- Exercise material -
========

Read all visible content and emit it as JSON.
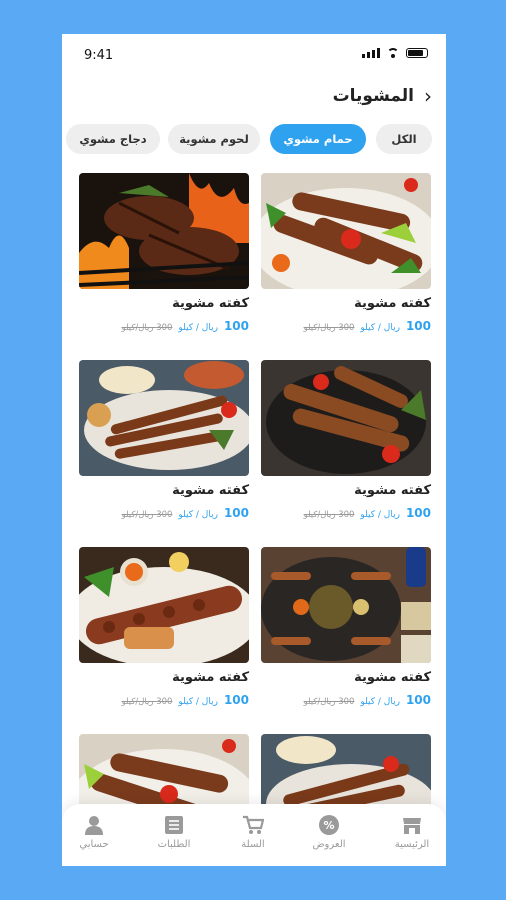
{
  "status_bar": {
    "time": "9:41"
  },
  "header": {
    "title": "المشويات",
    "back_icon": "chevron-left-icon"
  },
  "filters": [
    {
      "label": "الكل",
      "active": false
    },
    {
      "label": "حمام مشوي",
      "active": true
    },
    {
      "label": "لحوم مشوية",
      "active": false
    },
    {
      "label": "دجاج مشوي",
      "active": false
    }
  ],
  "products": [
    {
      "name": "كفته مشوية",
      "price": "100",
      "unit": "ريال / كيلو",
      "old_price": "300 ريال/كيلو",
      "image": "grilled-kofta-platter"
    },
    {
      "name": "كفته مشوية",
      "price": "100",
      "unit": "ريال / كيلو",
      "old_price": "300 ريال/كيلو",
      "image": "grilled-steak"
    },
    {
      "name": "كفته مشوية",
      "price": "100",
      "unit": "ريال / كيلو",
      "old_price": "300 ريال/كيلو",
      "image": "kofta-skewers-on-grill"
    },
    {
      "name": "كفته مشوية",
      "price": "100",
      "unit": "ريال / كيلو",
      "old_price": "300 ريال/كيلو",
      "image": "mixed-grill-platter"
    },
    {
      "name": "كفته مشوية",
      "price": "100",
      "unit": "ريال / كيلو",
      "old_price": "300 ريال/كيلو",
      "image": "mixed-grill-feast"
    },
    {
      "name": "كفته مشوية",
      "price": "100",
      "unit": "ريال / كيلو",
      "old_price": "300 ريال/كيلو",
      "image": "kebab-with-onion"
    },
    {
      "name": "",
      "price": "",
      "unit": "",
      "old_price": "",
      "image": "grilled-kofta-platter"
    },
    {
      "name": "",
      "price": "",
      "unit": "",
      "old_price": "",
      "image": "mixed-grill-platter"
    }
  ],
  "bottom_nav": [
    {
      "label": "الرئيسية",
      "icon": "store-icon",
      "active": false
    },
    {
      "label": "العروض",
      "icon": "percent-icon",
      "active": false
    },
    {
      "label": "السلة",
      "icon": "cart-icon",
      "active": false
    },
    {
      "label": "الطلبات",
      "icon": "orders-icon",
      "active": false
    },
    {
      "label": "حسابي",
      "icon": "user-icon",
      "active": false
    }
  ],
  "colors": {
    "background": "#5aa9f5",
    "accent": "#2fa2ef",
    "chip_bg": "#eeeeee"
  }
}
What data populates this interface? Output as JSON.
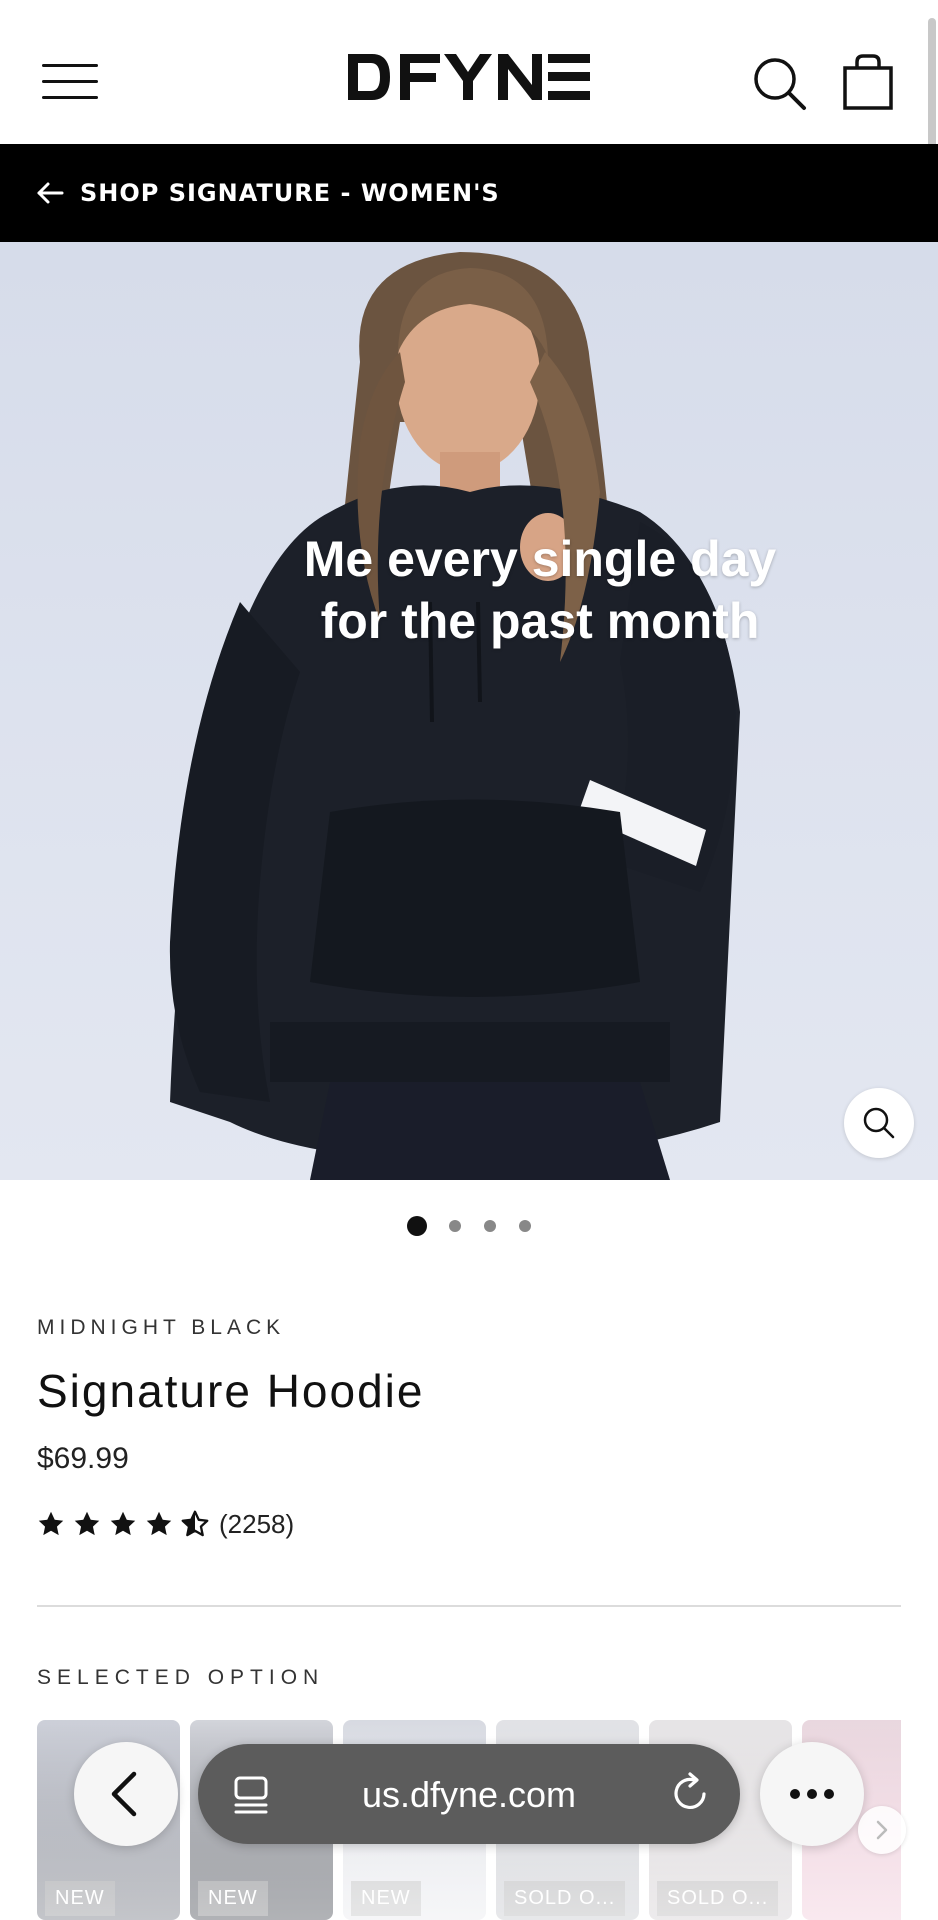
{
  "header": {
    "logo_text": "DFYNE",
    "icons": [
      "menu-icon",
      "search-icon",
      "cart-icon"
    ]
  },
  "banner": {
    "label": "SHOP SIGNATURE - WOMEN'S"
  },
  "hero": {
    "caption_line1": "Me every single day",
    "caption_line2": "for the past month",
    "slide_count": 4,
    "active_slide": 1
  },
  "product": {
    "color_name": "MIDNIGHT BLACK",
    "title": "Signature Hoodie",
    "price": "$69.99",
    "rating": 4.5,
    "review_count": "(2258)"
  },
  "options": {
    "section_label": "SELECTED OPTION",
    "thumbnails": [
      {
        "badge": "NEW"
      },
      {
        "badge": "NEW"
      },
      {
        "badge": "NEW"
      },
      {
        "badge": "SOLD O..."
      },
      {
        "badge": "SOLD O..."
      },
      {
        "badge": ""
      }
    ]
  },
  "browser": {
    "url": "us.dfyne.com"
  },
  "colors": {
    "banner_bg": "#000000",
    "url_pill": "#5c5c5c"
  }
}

========

- Required task -
Copy out all the entries exactly. Images stay out of the copy.

- Task solution -
Read all visible content and emit it as JSON.
{
  "status_bar": {
    "time": "9:41"
  },
  "header": {
    "title": "المشويات",
    "back_icon": "chevron-left-icon"
  },
  "filters": [
    {
      "label": "الكل",
      "active": false
    },
    {
      "label": "حمام مشوي",
      "active": true
    },
    {
      "label": "لحوم مشوية",
      "active": false
    },
    {
      "label": "دجاج مشوي",
      "active": false
    }
  ],
  "products": [
    {
      "name": "كفته مشوية",
      "price": "100",
      "unit": "ريال / كيلو",
      "old_price": "300 ريال/كيلو",
      "image": "grilled-kofta-platter"
    },
    {
      "name": "كفته مشوية",
      "price": "100",
      "unit": "ريال / كيلو",
      "old_price": "300 ريال/كيلو",
      "image": "grilled-steak"
    },
    {
      "name": "كفته مشوية",
      "price": "100",
      "unit": "ريال / كيلو",
      "old_price": "300 ريال/كيلو",
      "image": "kofta-skewers-on-grill"
    },
    {
      "name": "كفته مشوية",
      "price": "100",
      "unit": "ريال / كيلو",
      "old_price": "300 ريال/كيلو",
      "image": "mixed-grill-platter"
    },
    {
      "name": "كفته مشوية",
      "price": "100",
      "unit": "ريال / كيلو",
      "old_price": "300 ريال/كيلو",
      "image": "mixed-grill-feast"
    },
    {
      "name": "كفته مشوية",
      "price": "100",
      "unit": "ريال / كيلو",
      "old_price": "300 ريال/كيلو",
      "image": "kebab-with-onion"
    },
    {
      "name": "",
      "price": "",
      "unit": "",
      "old_price": "",
      "image": "grilled-kofta-platter"
    },
    {
      "name": "",
      "price": "",
      "unit": "",
      "old_price": "",
      "image": "mixed-grill-platter"
    }
  ],
  "bottom_nav": [
    {
      "label": "الرئيسية",
      "icon": "store-icon",
      "active": false
    },
    {
      "label": "العروض",
      "icon": "percent-icon",
      "active": false
    },
    {
      "label": "السلة",
      "icon": "cart-icon",
      "active": false
    },
    {
      "label": "الطلبات",
      "icon": "orders-icon",
      "active": false
    },
    {
      "label": "حسابي",
      "icon": "user-icon",
      "active": false
    }
  ],
  "colors": {
    "background": "#5aa9f5",
    "accent": "#2fa2ef",
    "chip_bg": "#eeeeee"
  }
}
What data populates this interface? Output as JSON.
{
  "header": {
    "logo_text": "DFYNE",
    "icons": [
      "menu-icon",
      "search-icon",
      "cart-icon"
    ]
  },
  "banner": {
    "label": "SHOP SIGNATURE - WOMEN'S"
  },
  "hero": {
    "caption_line1": "Me every single day",
    "caption_line2": "for the past month",
    "slide_count": 4,
    "active_slide": 1
  },
  "product": {
    "color_name": "MIDNIGHT BLACK",
    "title": "Signature Hoodie",
    "price": "$69.99",
    "rating": 4.5,
    "review_count": "(2258)"
  },
  "options": {
    "section_label": "SELECTED OPTION",
    "thumbnails": [
      {
        "badge": "NEW"
      },
      {
        "badge": "NEW"
      },
      {
        "badge": "NEW"
      },
      {
        "badge": "SOLD O..."
      },
      {
        "badge": "SOLD O..."
      },
      {
        "badge": ""
      }
    ]
  },
  "browser": {
    "url": "us.dfyne.com"
  },
  "colors": {
    "banner_bg": "#000000",
    "url_pill": "#5c5c5c"
  }
}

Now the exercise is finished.